### TASK DIRECTIONS
Leave out any pictures and transcribe all other data below exactly.

### SOURCE RECORDS
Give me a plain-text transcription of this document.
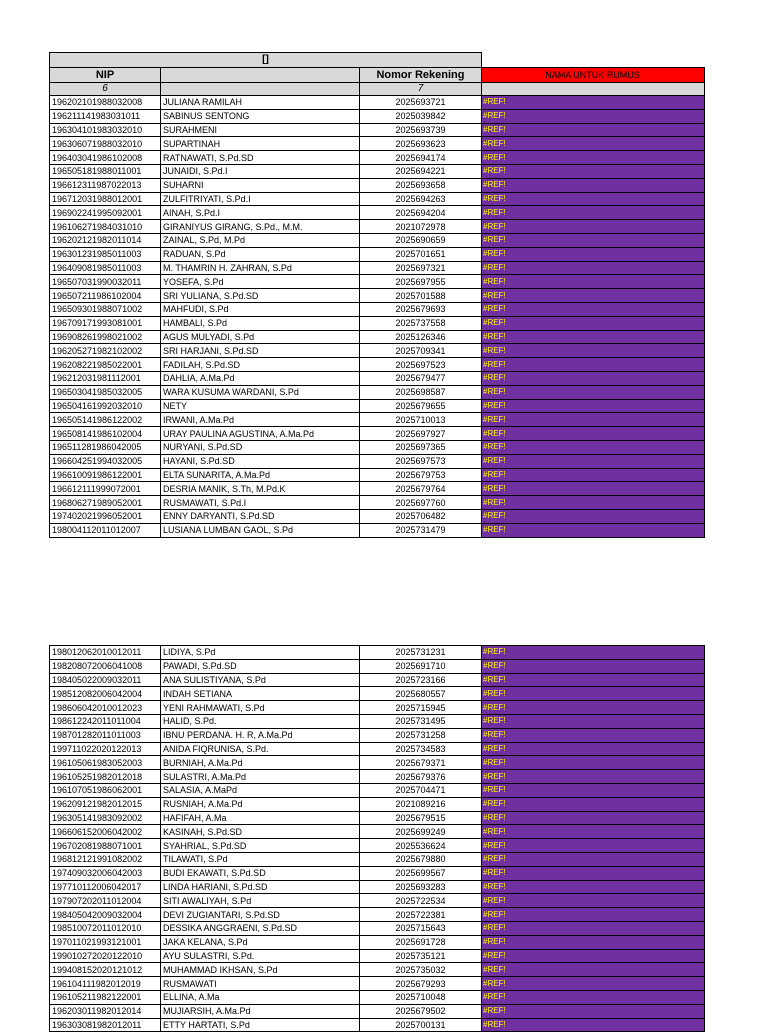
[]			
NIP		Nomor Rekening	NAMA UNTUK RUMUS
6		7	
196202101988032008	JULIANA RAMILAH	2025693721	#REF!
196211141983031011	SABINUS SENTONG	2025039842	#REF!
196304101983032010	SURAHMENI	2025693739	#REF!
196306071988032010	SUPARTINAH	2025693623	#REF!
196403041986102008	RATNAWATI, S.Pd.SD	2025694174	#REF!
196505181988011001	JUNAIDI, S.Pd.I	2025694221	#REF!
196612311987022013	SUHARNI	2025693658	#REF!
196712031988012001	ZULFITRIYATI, S.Pd.I	2025694263	#REF!
196902241995092001	AINAH, S.Pd.I	2025694204	#REF!
196106271984031010	GIRANIYUS GIRANG, S.Pd., M.M.	2021072978	#REF!
196202121982011014	ZAINAL, S.Pd, M.Pd	2025690659	#REF!
196301231985011003	RADUAN, S.Pd	2025701651	#REF!
196409081985011003	M. THAMRIN H. ZAHRAN, S.Pd	2025697321	#REF!
196507031990032011	YOSEFA, S.Pd	2025697955	#REF!
196507211986102004	SRI YULIANA, S.Pd.SD	2025701588	#REF!
196509301988071002	MAHFUDI, S.Pd	2025679693	#REF!
196709171993081001	HAMBALI, S.Pd	2025737558	#REF!
196908261998021002	AGUS MULYADI, S.Pd	2025126346	#REF!
196205271982102002	SRI HARJANI, S.Pd.SD	2025709341	#REF!
196208221985022001	FADILAH, S.Pd.SD	2025697523	#REF!
196212031981112001	DAHLIA, A.Ma.Pd	2025679477	#REF!
196503041985032005	WARA KUSUMA WARDANI, S.Pd	2025698587	#REF!
196504161992032010	NETY	2025679655	#REF!
196505141986122002	IRWANI, A.Ma.Pd	2025710013	#REF!
196508141986102004	URAY PAULINA AGUSTINA, A.Ma.Pd	2025697927	#REF!
196511281986042005	NURYANI, S.Pd.SD	2025697365	#REF!
196604251994032005	HAYANI, S.Pd.SD	2025697573	#REF!
196610091986122001	ELTA SUNARITA, A.Ma.Pd	2025679753	#REF!
196612111999072001	DESRIA MANIK, S.Th, M.Pd.K	2025679764	#REF!
196806271989052001	RUSMAWATI, S.Pd.I	2025697760	#REF!
197402021996052001	ENNY DARYANTI, S.Pd.SD	2025706482	#REF!
198004112011012007	LUSIANA LUMBAN GAOL, S.Pd	2025731479	#REF!
198012062010012011	LIDIYA, S.Pd	2025731231	#REF!
198208072006041008	PAWADI, S.Pd.SD	2025691710	#REF!
198405022009032011	ANA SULISTIYANA, S.Pd	2025723166	#REF!
198512082006042004	INDAH SETIANA	2025680557	#REF!
198606042010012023	YENI RAHMAWATI, S.Pd	2025715945	#REF!
198612242011011004	HALID, S.Pd.	2025731495	#REF!
198701282011011003	IBNU PERDANA. H. R, A.Ma.Pd	2025731258	#REF!
199711022020122013	ANIDA FIQRUNISA, S.Pd.	2025734583	#REF!
196105061983052003	BURNIAH, A.Ma.Pd	2025679371	#REF!
196105251982012018	SULASTRI, A.Ma.Pd	2025679376	#REF!
196107051986062001	SALASIA, A.MaPd	2025704471	#REF!
196209121982012015	RUSNIAH, A.Ma.Pd	2021089216	#REF!
196305141983092002	HAFIFAH, A.Ma	2025679515	#REF!
196606152006042002	KASINAH, S.Pd.SD	2025699249	#REF!
196702081988071001	SYAHRIAL, S.Pd.SD	2025536624	#REF!
196812121991082002	TILAWATI, S.Pd	2025679880	#REF!
197409032006042003	BUDI EKAWATI, S.Pd.SD	2025699567	#REF!
197710112006042017	LINDA HARIANI, S.Pd.SD	2025693283	#REF!
197907202011012004	SITI AWALIYAH, S.Pd	2025722534	#REF!
198405042009032004	DEVI ZUGIANTARI, S.Pd.SD	2025722381	#REF!
198510072011012010	DESSIKA ANGGRAENI, S.Pd.SD	2025715643	#REF!
197011021993121001	JAKA KELANA, S.Pd	2025691728	#REF!
199010272020122010	AYU SULASTRI, S.Pd.	2025735121	#REF!
199408152020121012	MUHAMMAD IKHSAN, S.Pd	2025735032	#REF!
196104111982012019	RUSMAWATI	2025679293	#REF!
196105211982122001	ELLINA, A.Ma	2025710048	#REF!
196203011982012014	MUJIARSIH, A.Ma.Pd	2025679502	#REF!
196303081982012011	ETTY HARTATI, S.Pd	2025700131	#REF!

### ANSWER TO THIS PROBLEM
Give me a plain-text transcription of this document.
[]			
NIP		Nomor Rekening	NAMA UNTUK RUMUS
6		7	
196202101988032008	JULIANA RAMILAH	2025693721	#REF!
196211141983031011	SABINUS SENTONG	2025039842	#REF!
196304101983032010	SURAHMENI	2025693739	#REF!
196306071988032010	SUPARTINAH	2025693623	#REF!
196403041986102008	RATNAWATI, S.Pd.SD	2025694174	#REF!
196505181988011001	JUNAIDI, S.Pd.I	2025694221	#REF!
196612311987022013	SUHARNI	2025693658	#REF!
196712031988012001	ZULFITRIYATI, S.Pd.I	2025694263	#REF!
196902241995092001	AINAH, S.Pd.I	2025694204	#REF!
196106271984031010	GIRANIYUS GIRANG, S.Pd., M.M.	2021072978	#REF!
196202121982011014	ZAINAL, S.Pd, M.Pd	2025690659	#REF!
196301231985011003	RADUAN, S.Pd	2025701651	#REF!
196409081985011003	M. THAMRIN H. ZAHRAN, S.Pd	2025697321	#REF!
196507031990032011	YOSEFA, S.Pd	2025697955	#REF!
196507211986102004	SRI YULIANA, S.Pd.SD	2025701588	#REF!
196509301988071002	MAHFUDI, S.Pd	2025679693	#REF!
196709171993081001	HAMBALI, S.Pd	2025737558	#REF!
196908261998021002	AGUS MULYADI, S.Pd	2025126346	#REF!
196205271982102002	SRI HARJANI, S.Pd.SD	2025709341	#REF!
196208221985022001	FADILAH, S.Pd.SD	2025697523	#REF!
196212031981112001	DAHLIA, A.Ma.Pd	2025679477	#REF!
196503041985032005	WARA KUSUMA WARDANI, S.Pd	2025698587	#REF!
196504161992032010	NETY	2025679655	#REF!
196505141986122002	IRWANI, A.Ma.Pd	2025710013	#REF!
196508141986102004	URAY PAULINA AGUSTINA, A.Ma.Pd	2025697927	#REF!
196511281986042005	NURYANI, S.Pd.SD	2025697365	#REF!
196604251994032005	HAYANI, S.Pd.SD	2025697573	#REF!
196610091986122001	ELTA SUNARITA, A.Ma.Pd	2025679753	#REF!
196612111999072001	DESRIA MANIK, S.Th, M.Pd.K	2025679764	#REF!
196806271989052001	RUSMAWATI, S.Pd.I	2025697760	#REF!
197402021996052001	ENNY DARYANTI, S.Pd.SD	2025706482	#REF!
198004112011012007	LUSIANA LUMBAN GAOL, S.Pd	2025731479	#REF!
198012062010012011	LIDIYA, S.Pd	2025731231	#REF!
198208072006041008	PAWADI, S.Pd.SD	2025691710	#REF!
198405022009032011	ANA SULISTIYANA, S.Pd	2025723166	#REF!
198512082006042004	INDAH SETIANA	2025680557	#REF!
198606042010012023	YENI RAHMAWATI, S.Pd	2025715945	#REF!
198612242011011004	HALID, S.Pd.	2025731495	#REF!
198701282011011003	IBNU PERDANA. H. R, A.Ma.Pd	2025731258	#REF!
199711022020122013	ANIDA FIQRUNISA, S.Pd.	2025734583	#REF!
196105061983052003	BURNIAH, A.Ma.Pd	2025679371	#REF!
196105251982012018	SULASTRI, A.Ma.Pd	2025679376	#REF!
196107051986062001	SALASIA, A.MaPd	2025704471	#REF!
196209121982012015	RUSNIAH, A.Ma.Pd	2021089216	#REF!
196305141983092002	HAFIFAH, A.Ma	2025679515	#REF!
196606152006042002	KASINAH, S.Pd.SD	2025699249	#REF!
196702081988071001	SYAHRIAL, S.Pd.SD	2025536624	#REF!
196812121991082002	TILAWATI, S.Pd	2025679880	#REF!
197409032006042003	BUDI EKAWATI, S.Pd.SD	2025699567	#REF!
197710112006042017	LINDA HARIANI, S.Pd.SD	2025693283	#REF!
197907202011012004	SITI AWALIYAH, S.Pd	2025722534	#REF!
198405042009032004	DEVI ZUGIANTARI, S.Pd.SD	2025722381	#REF!
198510072011012010	DESSIKA ANGGRAENI, S.Pd.SD	2025715643	#REF!
197011021993121001	JAKA KELANA, S.Pd	2025691728	#REF!
199010272020122010	AYU SULASTRI, S.Pd.	2025735121	#REF!
199408152020121012	MUHAMMAD IKHSAN, S.Pd	2025735032	#REF!
196104111982012019	RUSMAWATI	2025679293	#REF!
196105211982122001	ELLINA, A.Ma	2025710048	#REF!
196203011982012014	MUJIARSIH, A.Ma.Pd	2025679502	#REF!
196303081982012011	ETTY HARTATI, S.Pd	2025700131	#REF!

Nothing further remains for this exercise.